SUPPLIED DATA:

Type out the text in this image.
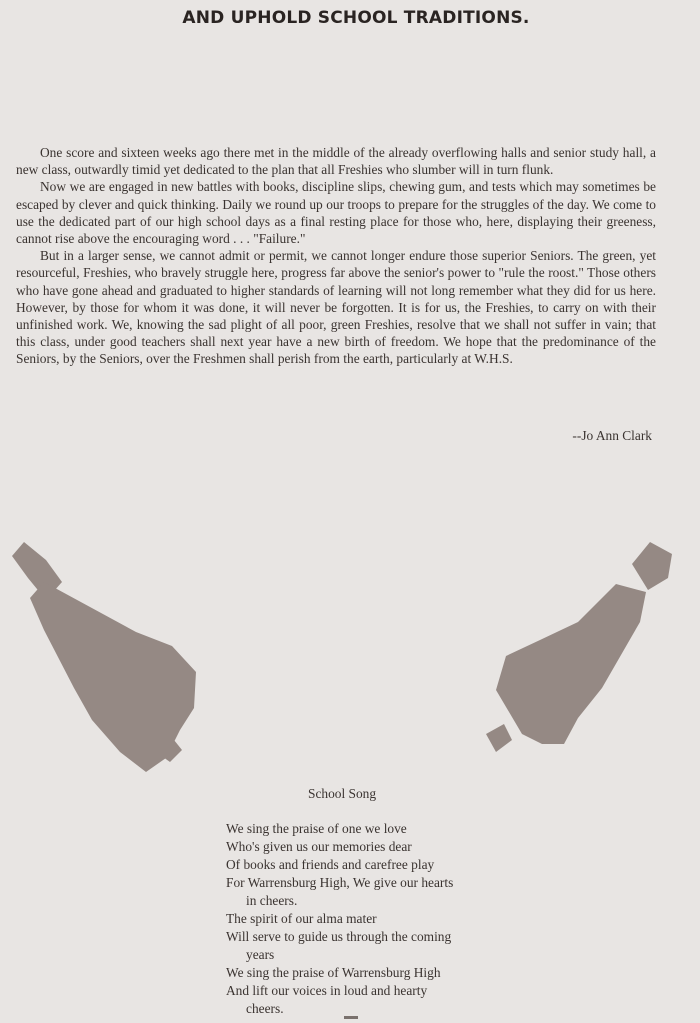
AND UPHOLD SCHOOL TRADITIONS.

One score and sixteen weeks ago there met in the middle of the already overflowing halls and senior study hall, a new class, outwardly timid yet dedicated to the plan that all Freshies who slumber will in turn flunk.

Now we are engaged in new battles with books, discipline slips, chewing gum, and tests which may sometimes be escaped by clever and quick thinking. Daily we round up our troops to prepare for the struggles of the day. We come to use the dedicated part of our high school days as a final resting place for those who, here, displaying their greeness, cannot rise above the encouraging word . . . "Failure."

But in a larger sense, we cannot admit or permit, we cannot longer endure those superior Seniors. The green, yet resourceful, Freshies, who bravely struggle here, progress far above the senior's power to "rule the roost." Those others who have gone ahead and graduated to higher standards of learning will not long remember what they did for us here. However, by those for whom it was done, it will never be forgotten. It is for us, the Freshies, to carry on with their unfinished work. We, knowing the sad plight of all poor, green Freshies, resolve that we shall not suffer in vain; that this class, under good teachers shall next year have a new birth of freedom. We hope that the predominance of the Seniors, by the Seniors, over the Freshmen shall perish from the earth, particularly at W.H.S.

--Jo Ann Clark
School Song
We sing the praise of one we love
Who's given us our memories dear
Of books and friends and carefree play
For Warrensburg High, We give our hearts
in cheers.
The spirit of our alma mater
Will serve to guide us through the coming
years
We sing the praise of Warrensburg High
And lift our voices in loud and hearty
cheers.
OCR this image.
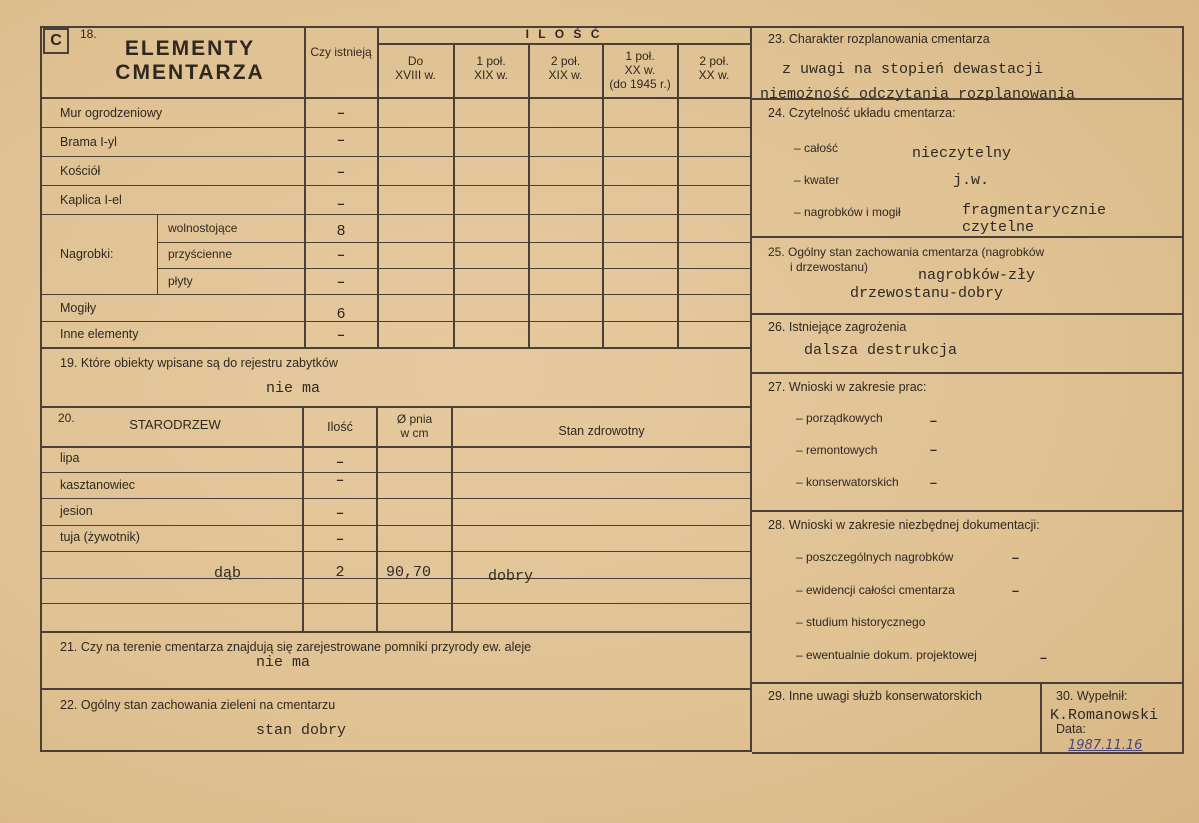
C	18.
ELEMENTY
CMENTARZA
Czy istnieją
I L O Ś Ć
Do
XVIII w.
1 poł.
XIX w.
2 poł.
XIX w.
1 poł.
XX w.
(do 1945 r.)
2 poł.
XX w.
Mur ogrodzeniowy	–
Brama I-yl	–
Kościół	–
Kaplica I-el	–
Nagrobki:
wolnostojące	8
przyścienne	–
płyty	–
Mogiły	6
Inne elementy	–
19. Które obiekty wpisane są do rejestru zabytków
nie ma
20.	STARODRZEW	Ilość
Ø pnia
w cm	Stan zdrowotny
lipa	–
kasztanowiec	–
jesion	–
tuja (żywotnik)	–
dąb	2	90,70	dobry
21. Czy na terenie cmentarza znajdują się zarejestrowane pomniki przyrody ew. aleje
nie ma
22. Ogólny stan zachowania zieleni na cmentarzu
stan dobry
23. Charakter rozplanowania cmentarza
z uwagi na stopień dewastacji
niemożność odczytania rozplanowania
24. Czytelność układu cmentarza:
– całość	nieczytelny
– kwater	j.w.
– nagrobków i mogił	fragmentarycznie
czytelne
25. Ogólny stan zachowania cmentarza (nagrobków
i drzewostanu)	nagrobków-zły
drzewostanu-dobry
26. Istniejące zagrożenia
dalsza destrukcja
27. Wnioski w zakresie prac:
– porządkowych	–
– remontowych	–
– konserwatorskich	–
28. Wnioski w zakresie niezbędnej dokumentacji:
– poszczególnych nagrobków	–
– ewidencji całości cmentarza	–
– studium historycznego
– ewentualnie dokum. projektowej	–
29. Inne uwagi służb konserwatorskich	30. Wypełnił:
K.Romanowski
Data:
1987.11.16
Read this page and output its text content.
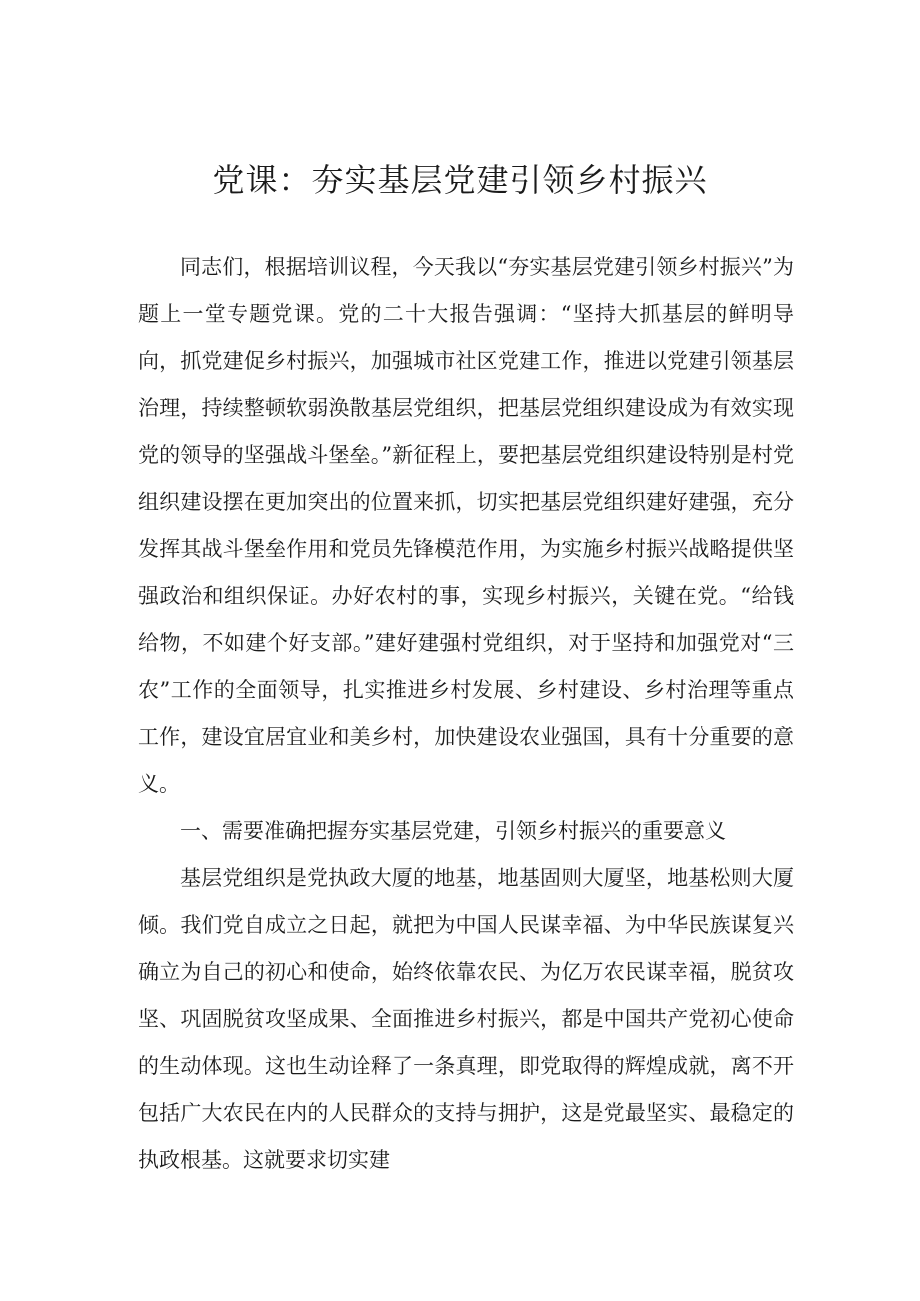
党课：夯实基层党建引领乡村振兴

同志们，根据培训议程，今天我以“夯实基层党建引领乡村振兴”为题上一堂专题党课。党的二十大报告强调：“坚持大抓基层的鲜明导向，抓党建促乡村振兴，加强城市社区党建工作，推进以党建引领基层治理，持续整顿软弱涣散基层党组织，把基层党组织建设成为有效实现党的领导的坚强战斗堡垒。”新征程上，要把基层党组织建设特别是村党组织建设摆在更加突出的位置来抓，切实把基层党组织建好建强，充分发挥其战斗堡垒作用和党员先锋模范作用，为实施乡村振兴战略提供坚强政治和组织保证。办好农村的事，实现乡村振兴，关键在党。“给钱给物，不如建个好支部。”建好建强村党组织，对于坚持和加强党对“三农”工作的全面领导，扎实推进乡村发展、乡村建设、乡村治理等重点工作，建设宜居宜业和美乡村，加快建设农业强国，具有十分重要的意义。

一、需要准确把握夯实基层党建，引领乡村振兴的重要意义

基层党组织是党执政大厦的地基，地基固则大厦坚，地基松则大厦倾。我们党自成立之日起，就把为中国人民谋幸福、为中华民族谋复兴确立为自己的初心和使命，始终依靠农民、为亿万农民谋幸福，脱贫攻坚、巩固脱贫攻坚成果、全面推进乡村振兴，都是中国共产党初心使命的生动体现。这也生动诠释了一条真理，即党取得的辉煌成就，离不开包括广大农民在内的人民群众的支持与拥护，这是党最坚实、最稳定的执政根基。这就要求切实建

WHAT THE EXERCISE ASKS:
Leave out the pictures and give the listing above again exactly.

RESULT FOR THIS TASK:
Type out the text in this image.
AND UPHOLD SCHOOL TRADITIONS.

One score and sixteen weeks ago there met in the middle of the already overflowing halls and senior study hall, a new class, outwardly timid yet dedicated to the plan that all Freshies who slumber will in turn flunk.

Now we are engaged in new battles with books, discipline slips, chewing gum, and tests which may sometimes be escaped by clever and quick thinking. Daily we round up our troops to prepare for the struggles of the day. We come to use the dedicated part of our high school days as a final resting place for those who, here, displaying their greeness, cannot rise above the encouraging word . . . "Failure."

But in a larger sense, we cannot admit or permit, we cannot longer endure those superior Seniors. The green, yet resourceful, Freshies, who bravely struggle here, progress far above the senior's power to "rule the roost." Those others who have gone ahead and graduated to higher standards of learning will not long remember what they did for us here. However, by those for whom it was done, it will never be forgotten. It is for us, the Freshies, to carry on with their unfinished work. We, knowing the sad plight of all poor, green Freshies, resolve that we shall not suffer in vain; that this class, under good teachers shall next year have a new birth of freedom. We hope that the predominance of the Seniors, by the Seniors, over the Freshmen shall perish from the earth, particularly at W.H.S.

--Jo Ann Clark
School Song
We sing the praise of one we love
Who's given us our memories dear
Of books and friends and carefree play
For Warrensburg High, We give our hearts
in cheers.
The spirit of our alma mater
Will serve to guide us through the coming
years
We sing the praise of Warrensburg High
And lift our voices in loud and hearty
cheers.
OCR this image.
C	18.
ELEMENTY
CMENTARZA
Czy istnieją
I L O Ś Ć
Do
XVIII w.
1 poł.
XIX w.
2 poł.
XIX w.
1 poł.
XX w.
(do 1945 r.)
2 poł.
XX w.
Mur ogrodzeniowy	–
Brama I-yl	–
Kościół	–
Kaplica I-el	–
Nagrobki:
wolnostojące	8
przyścienne	–
płyty	–
Mogiły	6
Inne elementy	–
19. Które obiekty wpisane są do rejestru zabytków
nie ma
20.	STARODRZEW	Ilość
Ø pnia
w cm	Stan zdrowotny
lipa	–
kasztanowiec	–
jesion	–
tuja (żywotnik)	–
dąb	2	90,70	dobry
21. Czy na terenie cmentarza znajdują się zarejestrowane pomniki przyrody ew. aleje
nie ma
22. Ogólny stan zachowania zieleni na cmentarzu
stan dobry
23. Charakter rozplanowania cmentarza
z uwagi na stopień dewastacji
niemożność odczytania rozplanowania
24. Czytelność układu cmentarza:
– całość	nieczytelny
– kwater	j.w.
– nagrobków i mogił	fragmentarycznie
czytelne
25. Ogólny stan zachowania cmentarza (nagrobków
i drzewostanu)	nagrobków-zły
drzewostanu-dobry
26. Istniejące zagrożenia
dalsza destrukcja
27. Wnioski w zakresie prac:
– porządkowych	–
– remontowych	–
– konserwatorskich	–
28. Wnioski w zakresie niezbędnej dokumentacji:
– poszczególnych nagrobków	–
– ewidencji całości cmentarza	–
– studium historycznego
– ewentualnie dokum. projektowej	–
29. Inne uwagi służb konserwatorskich	30. Wypełnił:
K.Romanowski
Data:
1987.11.16
Read this page and output its text content.
党课：夯实基层党建引领乡村振兴

同志们，根据培训议程，今天我以“夯实基层党建引领乡村振兴”为题上一堂专题党课。党的二十大报告强调：“坚持大抓基层的鲜明导向，抓党建促乡村振兴，加强城市社区党建工作，推进以党建引领基层治理，持续整顿软弱涣散基层党组织，把基层党组织建设成为有效实现党的领导的坚强战斗堡垒。”新征程上，要把基层党组织建设特别是村党组织建设摆在更加突出的位置来抓，切实把基层党组织建好建强，充分发挥其战斗堡垒作用和党员先锋模范作用，为实施乡村振兴战略提供坚强政治和组织保证。办好农村的事，实现乡村振兴，关键在党。“给钱给物，不如建个好支部。”建好建强村党组织，对于坚持和加强党对“三农”工作的全面领导，扎实推进乡村发展、乡村建设、乡村治理等重点工作，建设宜居宜业和美乡村，加快建设农业强国，具有十分重要的意义。

一、需要准确把握夯实基层党建，引领乡村振兴的重要意义

基层党组织是党执政大厦的地基，地基固则大厦坚，地基松则大厦倾。我们党自成立之日起，就把为中国人民谋幸福、为中华民族谋复兴确立为自己的初心和使命，始终依靠农民、为亿万农民谋幸福，脱贫攻坚、巩固脱贫攻坚成果、全面推进乡村振兴，都是中国共产党初心使命的生动体现。这也生动诠释了一条真理，即党取得的辉煌成就，离不开包括广大农民在内的人民群众的支持与拥护，这是党最坚实、最稳定的执政根基。这就要求切实建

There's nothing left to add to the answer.